======== Document ========
Welcome! Bienvendios!

Join us as we share our views on immigrant rights and labor issues and dialogue with communities around the country about immigration reform. Please take a few minutes to read our Open Letter on immigration reform, share your thoughts, and learn how you can sign on!

Unete con nosotros mientras compartimos nuestros ideas acerca de los derechos de los inmigrantes y temas laborales y discutimos la reforma migratoria con comunidades en todo el pais. Por favor, toma algunas minutos para leer nuestra Carta Abierta de la reforma migratoria, compartir tus comentarios, y aprender como lo puedes firmar!

lunes, 21 de junio de 2010

Our Response to a Bigoted Law

Interview with Nativo Lopez by Shaun Harkin
Originally published in the Socialist Worker

May 4, 2010

With Arizona's passage of an anti-immigrant law known as SB 1070--which compels police to investigate the immigration status of anyone they "suspect" may be undocumented--Arizona is now being referred to as an "apartheid state."

Nativo López, president of the Mexican American Political Association (MAPA), who is facing prosecution on trumped-up voting fraud charges, spoke to Shaun Harkin about Arizona's racist law and what's ahead now for the immigrant rights movement.

REPUBLICAN GOV. Jan Brewer's decision to sign SB 1070 into law has spurred huge outrage. Even Cardinal Roger Mahony of Los Angeles says the law will lead to Nazi-style repression. What do the think the ramifications of the law will be, and how do you think we should respond?
========
§ **Job a**
List every person named in the immigration reform page.
======== Records supplied ========
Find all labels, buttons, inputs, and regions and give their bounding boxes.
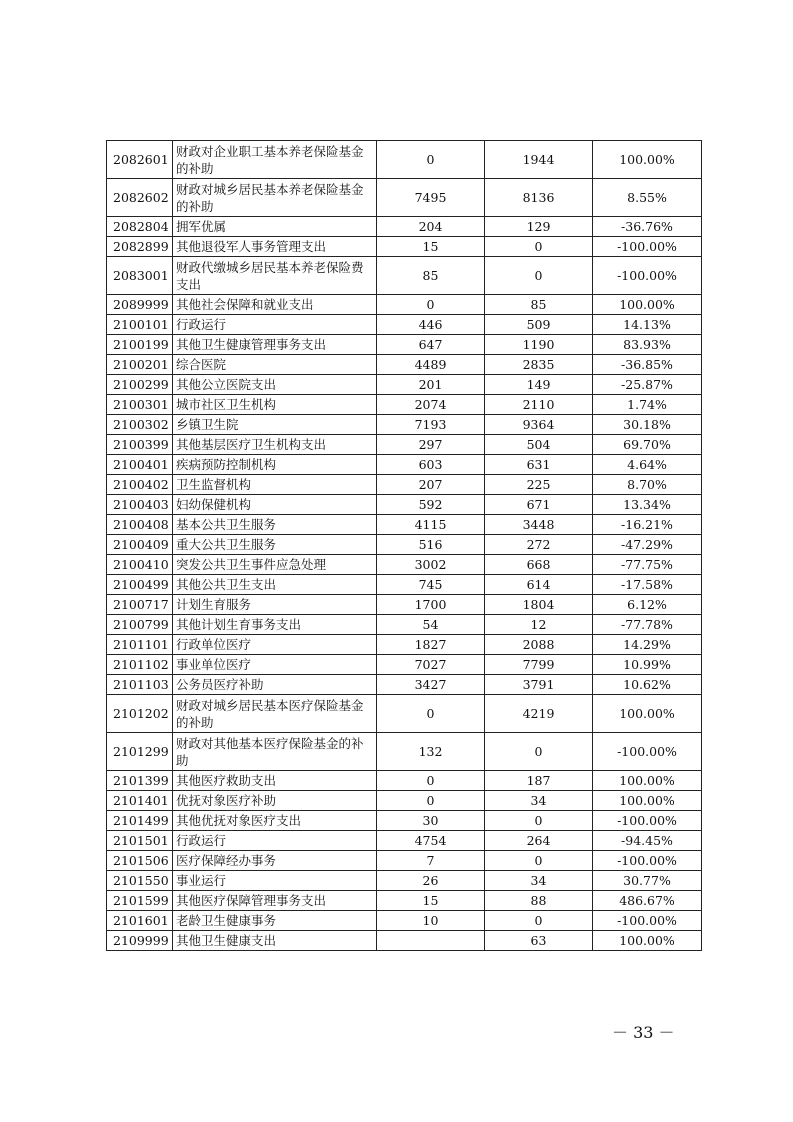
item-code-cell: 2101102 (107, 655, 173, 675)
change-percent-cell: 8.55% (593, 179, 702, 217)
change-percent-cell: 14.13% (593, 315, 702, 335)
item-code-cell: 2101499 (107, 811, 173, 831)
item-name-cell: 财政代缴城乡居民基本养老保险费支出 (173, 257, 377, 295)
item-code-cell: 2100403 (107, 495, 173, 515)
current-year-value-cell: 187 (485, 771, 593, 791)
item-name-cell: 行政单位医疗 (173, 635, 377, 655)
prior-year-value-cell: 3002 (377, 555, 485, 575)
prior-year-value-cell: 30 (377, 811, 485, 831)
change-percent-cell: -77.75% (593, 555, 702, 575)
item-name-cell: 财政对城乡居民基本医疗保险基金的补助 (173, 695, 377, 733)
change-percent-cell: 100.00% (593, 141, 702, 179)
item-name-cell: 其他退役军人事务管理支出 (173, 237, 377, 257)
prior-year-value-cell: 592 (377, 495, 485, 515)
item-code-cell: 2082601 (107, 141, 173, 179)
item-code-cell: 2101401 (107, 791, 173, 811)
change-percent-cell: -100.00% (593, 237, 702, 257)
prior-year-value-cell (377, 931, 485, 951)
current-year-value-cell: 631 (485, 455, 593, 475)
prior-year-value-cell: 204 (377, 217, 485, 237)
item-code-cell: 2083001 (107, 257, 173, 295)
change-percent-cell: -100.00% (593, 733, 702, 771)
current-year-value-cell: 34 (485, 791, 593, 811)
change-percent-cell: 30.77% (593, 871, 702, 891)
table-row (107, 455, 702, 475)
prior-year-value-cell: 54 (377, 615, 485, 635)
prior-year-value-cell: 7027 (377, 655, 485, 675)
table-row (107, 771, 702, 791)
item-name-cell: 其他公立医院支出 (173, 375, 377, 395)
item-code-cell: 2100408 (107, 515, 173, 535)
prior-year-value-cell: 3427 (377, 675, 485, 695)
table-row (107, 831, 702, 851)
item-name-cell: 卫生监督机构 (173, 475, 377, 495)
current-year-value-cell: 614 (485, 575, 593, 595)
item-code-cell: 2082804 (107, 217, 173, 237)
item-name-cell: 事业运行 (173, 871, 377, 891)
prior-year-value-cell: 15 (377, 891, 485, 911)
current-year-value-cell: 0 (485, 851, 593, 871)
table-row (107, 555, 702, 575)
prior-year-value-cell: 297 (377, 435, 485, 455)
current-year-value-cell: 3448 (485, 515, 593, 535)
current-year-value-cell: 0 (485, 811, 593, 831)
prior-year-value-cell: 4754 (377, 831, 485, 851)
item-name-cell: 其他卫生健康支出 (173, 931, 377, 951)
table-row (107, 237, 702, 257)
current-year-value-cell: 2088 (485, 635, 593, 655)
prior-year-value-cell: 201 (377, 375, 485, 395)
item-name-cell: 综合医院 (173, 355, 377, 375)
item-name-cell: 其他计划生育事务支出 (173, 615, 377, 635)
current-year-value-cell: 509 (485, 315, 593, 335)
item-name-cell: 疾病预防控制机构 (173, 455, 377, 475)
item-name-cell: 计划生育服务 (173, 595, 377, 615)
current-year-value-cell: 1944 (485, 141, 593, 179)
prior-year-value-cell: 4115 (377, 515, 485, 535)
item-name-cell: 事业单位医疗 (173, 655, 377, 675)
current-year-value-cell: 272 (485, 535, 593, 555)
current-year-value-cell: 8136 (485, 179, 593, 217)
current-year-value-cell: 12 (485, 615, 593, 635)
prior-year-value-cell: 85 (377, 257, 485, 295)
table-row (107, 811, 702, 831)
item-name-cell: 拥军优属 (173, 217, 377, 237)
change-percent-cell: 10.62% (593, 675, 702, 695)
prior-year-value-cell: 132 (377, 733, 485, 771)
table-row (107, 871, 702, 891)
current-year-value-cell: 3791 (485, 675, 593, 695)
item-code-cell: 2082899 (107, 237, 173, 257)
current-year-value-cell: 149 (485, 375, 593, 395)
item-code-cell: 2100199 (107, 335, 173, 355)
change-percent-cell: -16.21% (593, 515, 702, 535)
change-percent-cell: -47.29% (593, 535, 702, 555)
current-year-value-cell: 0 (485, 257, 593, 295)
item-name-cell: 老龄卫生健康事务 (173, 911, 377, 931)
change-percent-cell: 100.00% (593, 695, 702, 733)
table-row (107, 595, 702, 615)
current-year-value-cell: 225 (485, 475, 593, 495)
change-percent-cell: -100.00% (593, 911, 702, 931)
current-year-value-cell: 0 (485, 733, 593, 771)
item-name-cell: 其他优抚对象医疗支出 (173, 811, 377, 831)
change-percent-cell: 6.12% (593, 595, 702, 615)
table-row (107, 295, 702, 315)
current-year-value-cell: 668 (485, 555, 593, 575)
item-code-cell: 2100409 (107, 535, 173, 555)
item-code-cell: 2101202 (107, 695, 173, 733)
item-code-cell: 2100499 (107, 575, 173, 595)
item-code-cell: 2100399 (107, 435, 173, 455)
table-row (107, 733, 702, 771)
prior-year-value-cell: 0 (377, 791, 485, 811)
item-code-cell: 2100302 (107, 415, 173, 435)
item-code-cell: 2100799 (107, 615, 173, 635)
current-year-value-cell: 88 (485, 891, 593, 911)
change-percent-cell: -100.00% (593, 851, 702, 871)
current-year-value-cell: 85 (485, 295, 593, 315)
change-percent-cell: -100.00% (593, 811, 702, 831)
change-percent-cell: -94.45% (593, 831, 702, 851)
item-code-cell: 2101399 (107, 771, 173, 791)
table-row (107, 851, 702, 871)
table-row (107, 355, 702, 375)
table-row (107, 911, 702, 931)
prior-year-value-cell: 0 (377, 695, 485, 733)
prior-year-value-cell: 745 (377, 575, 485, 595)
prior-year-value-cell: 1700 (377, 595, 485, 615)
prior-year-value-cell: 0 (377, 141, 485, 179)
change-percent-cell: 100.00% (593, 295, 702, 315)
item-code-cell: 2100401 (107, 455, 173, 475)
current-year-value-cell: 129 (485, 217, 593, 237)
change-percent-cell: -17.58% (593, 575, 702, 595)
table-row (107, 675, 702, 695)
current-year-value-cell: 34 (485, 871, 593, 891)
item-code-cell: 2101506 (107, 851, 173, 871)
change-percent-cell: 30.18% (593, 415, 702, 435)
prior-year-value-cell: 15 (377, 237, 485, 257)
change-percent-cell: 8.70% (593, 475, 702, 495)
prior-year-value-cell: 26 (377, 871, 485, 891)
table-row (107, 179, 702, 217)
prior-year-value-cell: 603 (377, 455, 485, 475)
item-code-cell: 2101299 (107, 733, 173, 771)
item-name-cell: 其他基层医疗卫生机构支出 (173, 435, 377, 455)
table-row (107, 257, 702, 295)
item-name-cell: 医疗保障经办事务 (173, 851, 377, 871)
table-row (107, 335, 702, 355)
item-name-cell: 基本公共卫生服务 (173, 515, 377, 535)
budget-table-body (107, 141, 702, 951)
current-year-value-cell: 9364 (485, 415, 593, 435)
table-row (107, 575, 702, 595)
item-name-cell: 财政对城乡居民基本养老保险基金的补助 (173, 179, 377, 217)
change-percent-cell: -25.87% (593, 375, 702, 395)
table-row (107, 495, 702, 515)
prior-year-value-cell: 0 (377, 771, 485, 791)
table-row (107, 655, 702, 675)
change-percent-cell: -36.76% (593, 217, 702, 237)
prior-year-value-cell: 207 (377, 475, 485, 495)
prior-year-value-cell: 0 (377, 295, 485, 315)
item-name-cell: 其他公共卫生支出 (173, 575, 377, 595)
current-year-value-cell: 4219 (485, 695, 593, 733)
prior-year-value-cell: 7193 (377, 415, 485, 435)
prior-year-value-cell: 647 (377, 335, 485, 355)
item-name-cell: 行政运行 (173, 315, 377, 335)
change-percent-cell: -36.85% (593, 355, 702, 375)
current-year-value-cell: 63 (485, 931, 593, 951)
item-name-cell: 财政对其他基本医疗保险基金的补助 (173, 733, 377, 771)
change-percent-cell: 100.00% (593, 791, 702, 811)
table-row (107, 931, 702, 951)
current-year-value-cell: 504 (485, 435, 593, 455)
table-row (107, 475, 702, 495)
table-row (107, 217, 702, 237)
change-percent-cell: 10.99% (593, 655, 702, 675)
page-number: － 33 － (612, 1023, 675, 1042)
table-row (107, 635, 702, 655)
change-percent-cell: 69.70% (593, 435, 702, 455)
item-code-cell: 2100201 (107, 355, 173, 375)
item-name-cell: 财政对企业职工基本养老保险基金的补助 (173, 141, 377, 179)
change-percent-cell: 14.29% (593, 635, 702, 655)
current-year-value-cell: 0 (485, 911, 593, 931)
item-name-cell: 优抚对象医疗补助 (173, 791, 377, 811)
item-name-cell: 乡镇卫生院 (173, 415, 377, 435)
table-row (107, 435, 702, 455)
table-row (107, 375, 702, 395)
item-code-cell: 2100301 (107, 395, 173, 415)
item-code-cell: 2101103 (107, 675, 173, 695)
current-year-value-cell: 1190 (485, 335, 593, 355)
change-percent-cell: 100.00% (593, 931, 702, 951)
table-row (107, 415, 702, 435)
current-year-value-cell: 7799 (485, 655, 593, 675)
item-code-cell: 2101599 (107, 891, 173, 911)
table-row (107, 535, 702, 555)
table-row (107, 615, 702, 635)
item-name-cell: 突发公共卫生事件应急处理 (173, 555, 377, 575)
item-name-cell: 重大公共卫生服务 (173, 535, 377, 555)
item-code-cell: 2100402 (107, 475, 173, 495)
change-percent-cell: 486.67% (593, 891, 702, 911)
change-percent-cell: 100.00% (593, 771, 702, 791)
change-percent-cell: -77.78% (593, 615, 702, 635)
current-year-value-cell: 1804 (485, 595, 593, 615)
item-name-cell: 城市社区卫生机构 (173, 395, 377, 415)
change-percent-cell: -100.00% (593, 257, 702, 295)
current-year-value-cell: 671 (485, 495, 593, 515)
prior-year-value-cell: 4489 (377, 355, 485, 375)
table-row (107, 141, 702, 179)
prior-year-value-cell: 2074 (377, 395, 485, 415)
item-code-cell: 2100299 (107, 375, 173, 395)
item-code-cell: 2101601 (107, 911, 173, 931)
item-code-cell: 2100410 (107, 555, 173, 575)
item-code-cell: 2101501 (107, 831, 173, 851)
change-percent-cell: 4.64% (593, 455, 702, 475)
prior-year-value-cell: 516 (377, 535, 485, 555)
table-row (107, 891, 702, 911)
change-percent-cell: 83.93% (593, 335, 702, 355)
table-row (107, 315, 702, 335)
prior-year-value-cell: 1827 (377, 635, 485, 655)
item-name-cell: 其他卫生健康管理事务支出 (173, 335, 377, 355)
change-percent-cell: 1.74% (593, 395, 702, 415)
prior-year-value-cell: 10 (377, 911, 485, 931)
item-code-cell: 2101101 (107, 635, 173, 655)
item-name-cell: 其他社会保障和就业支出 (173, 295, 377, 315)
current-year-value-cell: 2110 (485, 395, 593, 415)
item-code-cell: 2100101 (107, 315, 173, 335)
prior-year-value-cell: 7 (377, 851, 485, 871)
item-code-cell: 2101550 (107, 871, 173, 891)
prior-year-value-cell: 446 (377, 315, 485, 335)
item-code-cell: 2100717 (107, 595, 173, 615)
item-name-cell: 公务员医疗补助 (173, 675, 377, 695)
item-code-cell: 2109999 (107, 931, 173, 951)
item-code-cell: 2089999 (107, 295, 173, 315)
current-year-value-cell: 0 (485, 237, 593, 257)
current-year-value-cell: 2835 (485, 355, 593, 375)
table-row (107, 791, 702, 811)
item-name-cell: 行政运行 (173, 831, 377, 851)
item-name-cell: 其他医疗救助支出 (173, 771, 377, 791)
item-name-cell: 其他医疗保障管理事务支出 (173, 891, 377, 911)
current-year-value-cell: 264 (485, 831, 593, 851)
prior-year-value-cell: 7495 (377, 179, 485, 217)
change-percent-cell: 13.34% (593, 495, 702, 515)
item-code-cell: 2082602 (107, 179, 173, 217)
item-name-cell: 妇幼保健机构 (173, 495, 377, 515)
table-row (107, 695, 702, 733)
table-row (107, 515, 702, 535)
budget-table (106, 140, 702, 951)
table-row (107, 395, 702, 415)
========
======== Records supplied ========
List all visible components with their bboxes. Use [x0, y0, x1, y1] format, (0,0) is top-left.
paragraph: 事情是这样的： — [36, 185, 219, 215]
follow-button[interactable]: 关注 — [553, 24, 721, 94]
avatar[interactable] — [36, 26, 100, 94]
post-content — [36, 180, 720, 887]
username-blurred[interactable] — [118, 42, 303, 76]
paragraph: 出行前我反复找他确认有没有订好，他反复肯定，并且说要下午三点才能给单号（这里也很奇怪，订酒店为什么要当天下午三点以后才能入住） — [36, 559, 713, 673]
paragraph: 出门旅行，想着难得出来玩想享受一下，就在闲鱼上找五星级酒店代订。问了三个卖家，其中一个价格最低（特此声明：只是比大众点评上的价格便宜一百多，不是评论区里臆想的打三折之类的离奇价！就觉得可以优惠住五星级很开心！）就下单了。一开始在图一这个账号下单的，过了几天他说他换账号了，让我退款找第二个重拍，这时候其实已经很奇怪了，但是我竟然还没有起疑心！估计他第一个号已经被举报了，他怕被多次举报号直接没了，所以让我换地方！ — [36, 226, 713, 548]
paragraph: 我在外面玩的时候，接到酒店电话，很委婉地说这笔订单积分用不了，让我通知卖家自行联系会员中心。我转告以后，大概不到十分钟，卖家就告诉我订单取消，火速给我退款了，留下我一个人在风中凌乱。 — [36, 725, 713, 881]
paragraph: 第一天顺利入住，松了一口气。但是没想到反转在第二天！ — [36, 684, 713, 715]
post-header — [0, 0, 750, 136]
========
§ **Job b**
In the stored records, repeat the lines beginning with the line containing "List all visible" and continuing through the line containing "559, 713, 673]".

§ **Final answer a**
Nativo López, Shaun Harkin, Jan Brewer, Roger Mahony

§ **Final answer b**
List all visible components with their bboxes. Use [x0, y0, x1, y1] format, (0,0) is top-left.
paragraph: 事情是这样的： — [36, 185, 219, 215]
follow-button[interactable]: 关注 — [553, 24, 721, 94]
avatar[interactable] — [36, 26, 100, 94]
post-content — [36, 180, 720, 887]
username-blurred[interactable] — [118, 42, 303, 76]
paragraph: 出行前我反复找他确认有没有订好，他反复肯定，并且说要下午三点才能给单号（这里也很奇怪，订酒店为什么要当天下午三点以后才能入住） — [36, 559, 713, 673]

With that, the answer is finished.